Data items
========================================
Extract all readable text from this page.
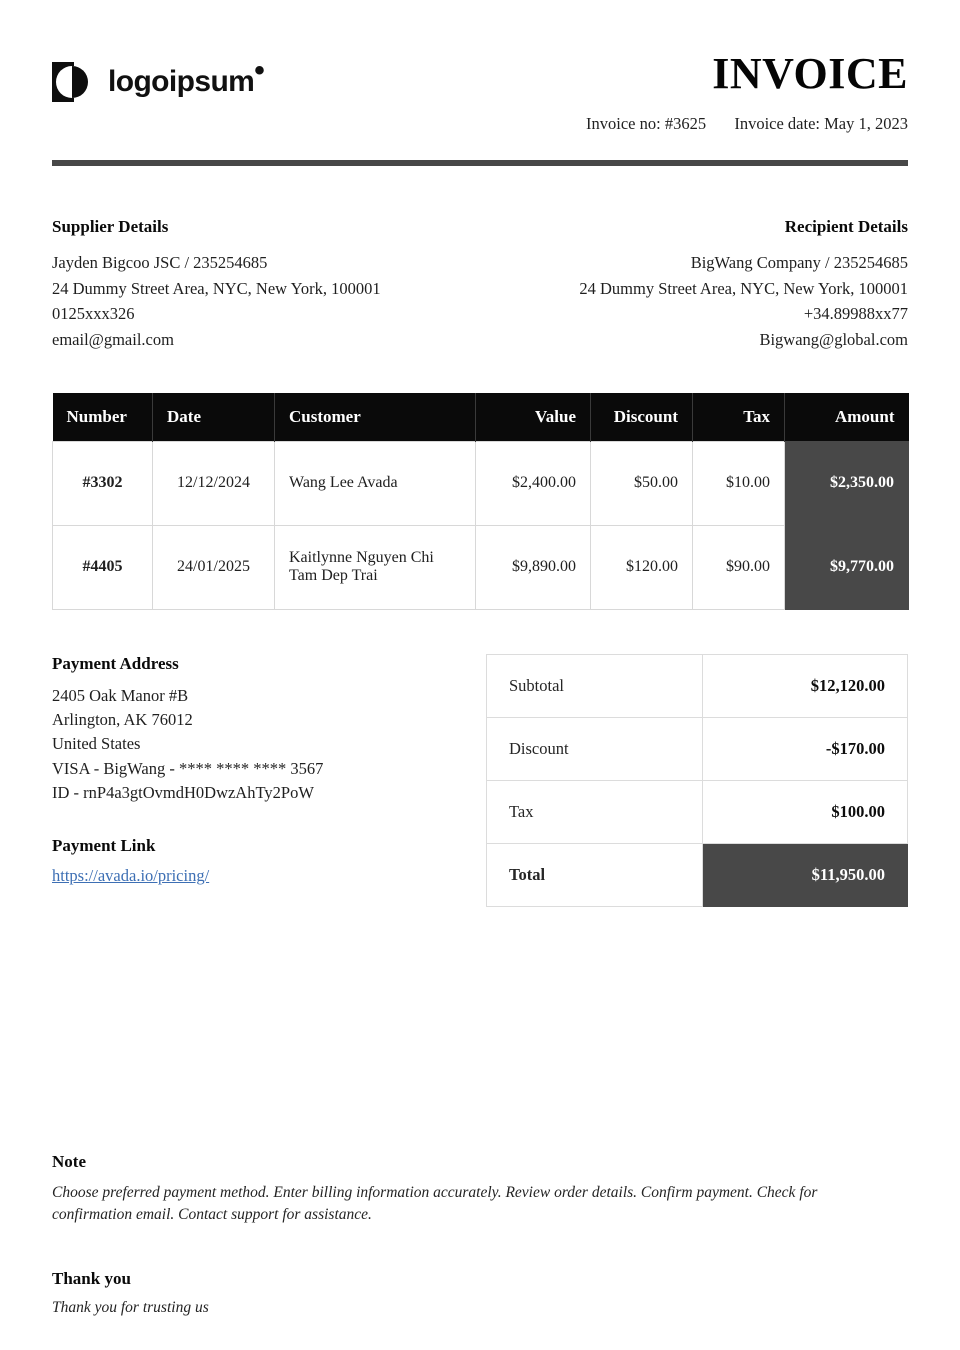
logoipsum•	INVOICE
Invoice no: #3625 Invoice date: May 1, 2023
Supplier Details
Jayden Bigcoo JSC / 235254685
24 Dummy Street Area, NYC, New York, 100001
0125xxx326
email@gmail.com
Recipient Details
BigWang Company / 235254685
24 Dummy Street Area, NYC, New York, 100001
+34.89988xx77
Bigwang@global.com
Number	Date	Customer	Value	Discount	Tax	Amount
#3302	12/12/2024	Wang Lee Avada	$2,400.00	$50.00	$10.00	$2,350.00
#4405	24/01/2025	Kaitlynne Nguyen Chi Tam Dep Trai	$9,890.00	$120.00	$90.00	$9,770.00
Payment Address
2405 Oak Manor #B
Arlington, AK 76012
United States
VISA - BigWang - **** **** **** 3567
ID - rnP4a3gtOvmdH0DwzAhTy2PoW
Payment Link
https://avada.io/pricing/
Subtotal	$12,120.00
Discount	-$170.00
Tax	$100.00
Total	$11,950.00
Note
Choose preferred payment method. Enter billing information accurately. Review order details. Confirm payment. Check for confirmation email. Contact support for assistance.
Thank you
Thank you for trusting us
========================================
**GOAL**
Repeat the listing verbatim. Skip the pictures.

**SOLUTION FOR THIS TASK**
Extract all readable text from this page.
logoipsum•	INVOICE
Invoice no: #3625 Invoice date: May 1, 2023
Supplier Details
Jayden Bigcoo JSC / 235254685
24 Dummy Street Area, NYC, New York, 100001
0125xxx326
email@gmail.com
Recipient Details
BigWang Company / 235254685
24 Dummy Street Area, NYC, New York, 100001
+34.89988xx77
Bigwang@global.com
Number	Date	Customer	Value	Discount	Tax	Amount
#3302	12/12/2024	Wang Lee Avada	$2,400.00	$50.00	$10.00	$2,350.00
#4405	24/01/2025	Kaitlynne Nguyen Chi Tam Dep Trai	$9,890.00	$120.00	$90.00	$9,770.00
Payment Address
2405 Oak Manor #B
Arlington, AK 76012
United States
VISA - BigWang - **** **** **** 3567
ID - rnP4a3gtOvmdH0DwzAhTy2PoW
Payment Link
https://avada.io/pricing/
Subtotal	$12,120.00
Discount	-$170.00
Tax	$100.00
Total	$11,950.00
Note
Choose preferred payment method. Enter billing information accurately. Review order details. Confirm payment. Check for confirmation email. Contact support for assistance.
Thank you
Thank you for trusting us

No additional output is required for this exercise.